# [Extracted records]
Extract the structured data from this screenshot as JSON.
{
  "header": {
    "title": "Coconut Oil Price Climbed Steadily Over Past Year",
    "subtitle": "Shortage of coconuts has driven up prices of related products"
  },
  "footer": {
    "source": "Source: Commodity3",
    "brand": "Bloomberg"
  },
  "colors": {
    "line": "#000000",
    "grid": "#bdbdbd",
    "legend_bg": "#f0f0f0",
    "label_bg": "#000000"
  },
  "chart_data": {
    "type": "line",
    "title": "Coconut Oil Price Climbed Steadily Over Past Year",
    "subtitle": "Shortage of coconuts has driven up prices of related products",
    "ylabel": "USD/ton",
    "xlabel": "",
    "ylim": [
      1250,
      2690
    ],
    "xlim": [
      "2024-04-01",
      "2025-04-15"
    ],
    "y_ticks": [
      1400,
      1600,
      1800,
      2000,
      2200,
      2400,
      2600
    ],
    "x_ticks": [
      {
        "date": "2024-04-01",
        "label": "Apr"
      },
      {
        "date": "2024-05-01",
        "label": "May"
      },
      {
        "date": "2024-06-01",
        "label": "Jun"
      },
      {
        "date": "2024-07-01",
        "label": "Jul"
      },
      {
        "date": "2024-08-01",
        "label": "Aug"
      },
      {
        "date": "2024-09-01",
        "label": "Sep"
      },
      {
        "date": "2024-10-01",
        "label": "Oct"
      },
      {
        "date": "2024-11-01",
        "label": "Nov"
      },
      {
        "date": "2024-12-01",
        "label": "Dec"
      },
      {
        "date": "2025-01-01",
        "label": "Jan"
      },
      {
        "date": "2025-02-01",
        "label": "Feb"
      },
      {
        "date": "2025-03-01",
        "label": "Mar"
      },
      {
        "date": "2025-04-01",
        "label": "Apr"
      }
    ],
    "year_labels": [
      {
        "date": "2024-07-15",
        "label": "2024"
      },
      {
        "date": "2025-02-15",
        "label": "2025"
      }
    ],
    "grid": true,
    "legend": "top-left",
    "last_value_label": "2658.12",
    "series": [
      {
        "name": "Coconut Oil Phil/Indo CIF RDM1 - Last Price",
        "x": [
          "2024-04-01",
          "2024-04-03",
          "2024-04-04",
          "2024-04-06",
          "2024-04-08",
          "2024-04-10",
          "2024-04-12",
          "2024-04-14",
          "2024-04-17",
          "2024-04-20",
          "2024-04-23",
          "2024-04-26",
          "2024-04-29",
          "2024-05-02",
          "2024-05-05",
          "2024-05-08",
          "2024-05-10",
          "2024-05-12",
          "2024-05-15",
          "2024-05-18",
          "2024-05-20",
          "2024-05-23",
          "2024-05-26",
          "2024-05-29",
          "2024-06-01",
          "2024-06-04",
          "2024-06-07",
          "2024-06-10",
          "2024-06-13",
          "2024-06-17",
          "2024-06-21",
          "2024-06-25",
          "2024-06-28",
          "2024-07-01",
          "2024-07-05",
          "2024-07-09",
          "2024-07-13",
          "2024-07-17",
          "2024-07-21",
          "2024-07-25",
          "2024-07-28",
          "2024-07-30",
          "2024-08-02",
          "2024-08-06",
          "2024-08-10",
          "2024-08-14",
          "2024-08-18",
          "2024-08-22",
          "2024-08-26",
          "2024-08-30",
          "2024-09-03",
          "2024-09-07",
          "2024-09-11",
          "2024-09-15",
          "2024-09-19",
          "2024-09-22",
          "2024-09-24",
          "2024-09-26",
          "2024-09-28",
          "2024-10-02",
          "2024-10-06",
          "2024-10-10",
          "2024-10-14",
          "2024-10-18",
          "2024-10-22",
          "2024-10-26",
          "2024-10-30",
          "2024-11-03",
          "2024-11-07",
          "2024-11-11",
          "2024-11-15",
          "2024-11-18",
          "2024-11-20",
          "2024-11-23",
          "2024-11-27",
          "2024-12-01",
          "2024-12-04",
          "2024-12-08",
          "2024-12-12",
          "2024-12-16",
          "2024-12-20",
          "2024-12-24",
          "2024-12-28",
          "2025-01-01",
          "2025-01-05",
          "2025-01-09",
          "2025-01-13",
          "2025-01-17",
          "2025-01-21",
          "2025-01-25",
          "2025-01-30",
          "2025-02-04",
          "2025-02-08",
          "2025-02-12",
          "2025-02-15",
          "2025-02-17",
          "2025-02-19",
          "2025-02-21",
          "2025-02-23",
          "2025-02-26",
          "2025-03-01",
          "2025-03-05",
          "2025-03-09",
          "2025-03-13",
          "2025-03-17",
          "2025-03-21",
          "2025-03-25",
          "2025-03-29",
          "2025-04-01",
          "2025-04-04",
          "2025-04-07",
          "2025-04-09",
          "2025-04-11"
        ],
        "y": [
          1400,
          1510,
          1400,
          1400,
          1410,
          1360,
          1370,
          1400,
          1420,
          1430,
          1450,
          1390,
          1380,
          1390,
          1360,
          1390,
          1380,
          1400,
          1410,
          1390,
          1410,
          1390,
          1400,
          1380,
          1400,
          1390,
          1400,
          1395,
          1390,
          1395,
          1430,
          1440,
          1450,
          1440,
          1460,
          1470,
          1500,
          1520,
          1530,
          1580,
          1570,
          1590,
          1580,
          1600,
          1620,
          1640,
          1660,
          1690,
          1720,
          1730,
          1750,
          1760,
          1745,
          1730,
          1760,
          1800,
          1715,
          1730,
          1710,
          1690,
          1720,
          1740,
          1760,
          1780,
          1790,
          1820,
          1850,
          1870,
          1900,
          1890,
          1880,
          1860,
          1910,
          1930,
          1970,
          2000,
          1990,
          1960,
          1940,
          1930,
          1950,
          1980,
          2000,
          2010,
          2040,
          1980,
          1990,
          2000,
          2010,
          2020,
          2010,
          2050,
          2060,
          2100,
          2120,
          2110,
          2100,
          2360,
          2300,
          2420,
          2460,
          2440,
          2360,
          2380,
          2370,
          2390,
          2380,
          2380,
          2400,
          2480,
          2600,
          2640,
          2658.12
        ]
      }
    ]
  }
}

# [Task directions]
Which lines contain the word "coconuts"? Copy each one.

# [Output for this exercise]
    "subtitle": "Shortage of coconuts has driven up prices of related products"
    "subtitle": "Shortage of coconuts has driven up prices of related products",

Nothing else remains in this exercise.